(Records from a data collection)

_ _ _ _

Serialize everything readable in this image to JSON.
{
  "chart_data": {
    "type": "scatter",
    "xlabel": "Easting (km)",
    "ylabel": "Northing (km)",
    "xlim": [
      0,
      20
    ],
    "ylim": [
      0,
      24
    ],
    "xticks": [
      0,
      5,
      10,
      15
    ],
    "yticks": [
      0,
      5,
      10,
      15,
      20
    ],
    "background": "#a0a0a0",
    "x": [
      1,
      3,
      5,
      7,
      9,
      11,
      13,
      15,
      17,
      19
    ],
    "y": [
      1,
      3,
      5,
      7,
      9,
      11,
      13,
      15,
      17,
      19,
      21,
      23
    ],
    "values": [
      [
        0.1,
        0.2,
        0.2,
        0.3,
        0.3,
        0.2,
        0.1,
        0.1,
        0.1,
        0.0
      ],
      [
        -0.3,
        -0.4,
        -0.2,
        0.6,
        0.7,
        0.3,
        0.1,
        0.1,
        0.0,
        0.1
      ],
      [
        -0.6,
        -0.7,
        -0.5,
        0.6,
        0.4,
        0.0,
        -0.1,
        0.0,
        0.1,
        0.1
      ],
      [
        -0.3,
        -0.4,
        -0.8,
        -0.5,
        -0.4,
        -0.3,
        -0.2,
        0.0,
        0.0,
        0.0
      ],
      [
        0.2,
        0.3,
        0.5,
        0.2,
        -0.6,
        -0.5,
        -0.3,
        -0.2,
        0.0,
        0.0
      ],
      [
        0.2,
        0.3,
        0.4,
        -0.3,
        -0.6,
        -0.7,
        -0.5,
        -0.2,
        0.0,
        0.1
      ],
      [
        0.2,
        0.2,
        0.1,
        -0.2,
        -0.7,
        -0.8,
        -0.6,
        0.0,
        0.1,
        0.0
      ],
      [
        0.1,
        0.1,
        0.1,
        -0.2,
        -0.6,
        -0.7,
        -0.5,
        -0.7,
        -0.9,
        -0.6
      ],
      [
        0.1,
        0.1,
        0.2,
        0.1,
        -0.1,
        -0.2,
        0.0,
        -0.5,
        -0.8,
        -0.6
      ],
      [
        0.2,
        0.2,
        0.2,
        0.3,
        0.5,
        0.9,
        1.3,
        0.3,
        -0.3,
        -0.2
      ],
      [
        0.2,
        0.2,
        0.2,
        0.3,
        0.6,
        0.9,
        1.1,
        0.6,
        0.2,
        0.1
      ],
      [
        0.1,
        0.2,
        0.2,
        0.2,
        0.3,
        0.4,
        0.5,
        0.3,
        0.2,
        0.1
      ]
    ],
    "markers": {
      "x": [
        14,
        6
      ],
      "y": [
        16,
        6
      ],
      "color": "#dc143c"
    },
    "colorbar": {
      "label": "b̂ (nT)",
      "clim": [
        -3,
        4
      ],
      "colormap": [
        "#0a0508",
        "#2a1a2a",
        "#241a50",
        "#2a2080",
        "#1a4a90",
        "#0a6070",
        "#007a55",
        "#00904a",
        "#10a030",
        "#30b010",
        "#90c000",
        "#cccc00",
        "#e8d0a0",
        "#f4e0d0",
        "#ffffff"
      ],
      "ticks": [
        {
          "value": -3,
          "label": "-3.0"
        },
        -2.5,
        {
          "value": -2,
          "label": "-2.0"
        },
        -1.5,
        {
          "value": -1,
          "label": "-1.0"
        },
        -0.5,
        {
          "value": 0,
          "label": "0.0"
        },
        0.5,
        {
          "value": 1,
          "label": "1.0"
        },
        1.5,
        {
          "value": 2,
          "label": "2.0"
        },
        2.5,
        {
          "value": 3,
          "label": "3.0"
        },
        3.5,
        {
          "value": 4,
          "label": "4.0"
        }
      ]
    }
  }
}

_ _ _ _

*PROBLEM DETAILS*:
Each entry above is to be quoted exactly.

*FINISHED ANSWER*:
Serialize everything readable in this image to JSON.
{
  "chart_data": {
    "type": "scatter",
    "xlabel": "Easting (km)",
    "ylabel": "Northing (km)",
    "xlim": [
      0,
      20
    ],
    "ylim": [
      0,
      24
    ],
    "xticks": [
      0,
      5,
      10,
      15
    ],
    "yticks": [
      0,
      5,
      10,
      15,
      20
    ],
    "background": "#a0a0a0",
    "x": [
      1,
      3,
      5,
      7,
      9,
      11,
      13,
      15,
      17,
      19
    ],
    "y": [
      1,
      3,
      5,
      7,
      9,
      11,
      13,
      15,
      17,
      19,
      21,
      23
    ],
    "values": [
      [
        0.1,
        0.2,
        0.2,
        0.3,
        0.3,
        0.2,
        0.1,
        0.1,
        0.1,
        0.0
      ],
      [
        -0.3,
        -0.4,
        -0.2,
        0.6,
        0.7,
        0.3,
        0.1,
        0.1,
        0.0,
        0.1
      ],
      [
        -0.6,
        -0.7,
        -0.5,
        0.6,
        0.4,
        0.0,
        -0.1,
        0.0,
        0.1,
        0.1
      ],
      [
        -0.3,
        -0.4,
        -0.8,
        -0.5,
        -0.4,
        -0.3,
        -0.2,
        0.0,
        0.0,
        0.0
      ],
      [
        0.2,
        0.3,
        0.5,
        0.2,
        -0.6,
        -0.5,
        -0.3,
        -0.2,
        0.0,
        0.0
      ],
      [
        0.2,
        0.3,
        0.4,
        -0.3,
        -0.6,
        -0.7,
        -0.5,
        -0.2,
        0.0,
        0.1
      ],
      [
        0.2,
        0.2,
        0.1,
        -0.2,
        -0.7,
        -0.8,
        -0.6,
        0.0,
        0.1,
        0.0
      ],
      [
        0.1,
        0.1,
        0.1,
        -0.2,
        -0.6,
        -0.7,
        -0.5,
        -0.7,
        -0.9,
        -0.6
      ],
      [
        0.1,
        0.1,
        0.2,
        0.1,
        -0.1,
        -0.2,
        0.0,
        -0.5,
        -0.8,
        -0.6
      ],
      [
        0.2,
        0.2,
        0.2,
        0.3,
        0.5,
        0.9,
        1.3,
        0.3,
        -0.3,
        -0.2
      ],
      [
        0.2,
        0.2,
        0.2,
        0.3,
        0.6,
        0.9,
        1.1,
        0.6,
        0.2,
        0.1
      ],
      [
        0.1,
        0.2,
        0.2,
        0.2,
        0.3,
        0.4,
        0.5,
        0.3,
        0.2,
        0.1
      ]
    ],
    "markers": {
      "x": [
        14,
        6
      ],
      "y": [
        16,
        6
      ],
      "color": "#dc143c"
    },
    "colorbar": {
      "label": "b̂ (nT)",
      "clim": [
        -3,
        4
      ],
      "colormap": [
        "#0a0508",
        "#2a1a2a",
        "#241a50",
        "#2a2080",
        "#1a4a90",
        "#0a6070",
        "#007a55",
        "#00904a",
        "#10a030",
        "#30b010",
        "#90c000",
        "#cccc00",
        "#e8d0a0",
        "#f4e0d0",
        "#ffffff"
      ],
      "ticks": [
        {
          "value": -3,
          "label": "-3.0"
        },
        -2.5,
        {
          "value": -2,
          "label": "-2.0"
        },
        -1.5,
        {
          "value": -1,
          "label": "-1.0"
        },
        -0.5,
        {
          "value": 0,
          "label": "0.0"
        },
        0.5,
        {
          "value": 1,
          "label": "1.0"
        },
        1.5,
        {
          "value": 2,
          "label": "2.0"
        },
        2.5,
        {
          "value": 3,
          "label": "3.0"
        },
        3.5,
        {
          "value": 4,
          "label": "4.0"
        }
      ]
    }
  }
}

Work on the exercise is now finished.